— Start Data lines —

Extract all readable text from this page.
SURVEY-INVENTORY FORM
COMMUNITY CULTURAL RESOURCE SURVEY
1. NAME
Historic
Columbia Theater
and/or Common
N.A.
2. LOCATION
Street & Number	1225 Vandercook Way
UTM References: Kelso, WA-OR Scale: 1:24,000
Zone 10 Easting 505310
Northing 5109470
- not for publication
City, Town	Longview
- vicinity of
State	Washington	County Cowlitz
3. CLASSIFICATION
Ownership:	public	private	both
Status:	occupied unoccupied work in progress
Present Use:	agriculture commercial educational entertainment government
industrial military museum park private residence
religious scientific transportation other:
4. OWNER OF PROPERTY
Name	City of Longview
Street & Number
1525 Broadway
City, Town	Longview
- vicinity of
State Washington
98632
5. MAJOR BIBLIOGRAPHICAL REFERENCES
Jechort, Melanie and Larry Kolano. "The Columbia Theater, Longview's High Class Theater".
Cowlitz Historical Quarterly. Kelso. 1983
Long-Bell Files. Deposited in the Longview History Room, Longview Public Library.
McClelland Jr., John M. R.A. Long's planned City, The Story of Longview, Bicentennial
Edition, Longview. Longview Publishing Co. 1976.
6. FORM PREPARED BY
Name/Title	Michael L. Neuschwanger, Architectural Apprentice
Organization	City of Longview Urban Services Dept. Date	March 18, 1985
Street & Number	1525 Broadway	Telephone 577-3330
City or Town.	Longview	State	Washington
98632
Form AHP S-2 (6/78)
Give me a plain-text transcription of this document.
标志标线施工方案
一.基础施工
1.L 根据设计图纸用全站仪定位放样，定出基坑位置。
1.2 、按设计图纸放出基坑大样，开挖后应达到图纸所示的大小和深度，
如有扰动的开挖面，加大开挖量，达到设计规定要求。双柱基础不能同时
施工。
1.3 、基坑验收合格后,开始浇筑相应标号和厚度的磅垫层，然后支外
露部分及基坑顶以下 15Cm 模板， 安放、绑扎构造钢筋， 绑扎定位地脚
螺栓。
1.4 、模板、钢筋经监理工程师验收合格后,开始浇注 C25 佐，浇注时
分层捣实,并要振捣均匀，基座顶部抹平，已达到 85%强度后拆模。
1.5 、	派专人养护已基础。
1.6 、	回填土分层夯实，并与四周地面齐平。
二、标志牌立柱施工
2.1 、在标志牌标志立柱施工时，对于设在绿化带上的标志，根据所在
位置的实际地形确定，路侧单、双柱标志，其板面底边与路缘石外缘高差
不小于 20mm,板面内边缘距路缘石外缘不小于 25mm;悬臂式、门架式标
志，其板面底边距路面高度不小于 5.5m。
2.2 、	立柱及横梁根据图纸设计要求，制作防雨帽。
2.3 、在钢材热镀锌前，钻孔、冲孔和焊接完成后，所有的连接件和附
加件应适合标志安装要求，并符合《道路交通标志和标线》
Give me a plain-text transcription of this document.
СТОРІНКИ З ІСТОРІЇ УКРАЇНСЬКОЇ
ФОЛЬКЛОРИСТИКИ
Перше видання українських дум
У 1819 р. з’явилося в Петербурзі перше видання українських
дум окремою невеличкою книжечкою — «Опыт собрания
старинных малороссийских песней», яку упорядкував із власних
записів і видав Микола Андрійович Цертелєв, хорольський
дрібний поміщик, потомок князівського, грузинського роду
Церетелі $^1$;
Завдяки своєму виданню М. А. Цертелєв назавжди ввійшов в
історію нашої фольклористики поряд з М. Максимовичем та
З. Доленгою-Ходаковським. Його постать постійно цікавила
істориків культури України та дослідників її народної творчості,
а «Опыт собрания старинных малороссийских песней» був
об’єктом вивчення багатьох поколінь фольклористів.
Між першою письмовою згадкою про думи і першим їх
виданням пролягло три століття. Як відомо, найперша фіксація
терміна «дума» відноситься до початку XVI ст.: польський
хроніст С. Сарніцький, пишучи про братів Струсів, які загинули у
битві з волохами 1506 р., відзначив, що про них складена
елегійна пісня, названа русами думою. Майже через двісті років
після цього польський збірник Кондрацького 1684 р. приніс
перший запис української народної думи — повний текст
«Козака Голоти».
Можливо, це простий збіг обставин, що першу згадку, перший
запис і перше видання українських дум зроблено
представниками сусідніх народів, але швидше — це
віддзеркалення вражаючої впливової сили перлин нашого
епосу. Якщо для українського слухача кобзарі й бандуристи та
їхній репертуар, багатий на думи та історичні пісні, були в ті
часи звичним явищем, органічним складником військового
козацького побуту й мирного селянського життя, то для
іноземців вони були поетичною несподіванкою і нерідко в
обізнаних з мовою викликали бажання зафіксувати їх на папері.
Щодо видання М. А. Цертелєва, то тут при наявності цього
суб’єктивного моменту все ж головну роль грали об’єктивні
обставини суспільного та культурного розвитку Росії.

— End Data lines —

* **What is being asked**: Look over the records above and copy each line that includes the string "песней".

* **Solution for this exercise**:
старинных малороссийских песней», яку упорядкував із власних
а «Опыт собрания старинных малороссийских песней» був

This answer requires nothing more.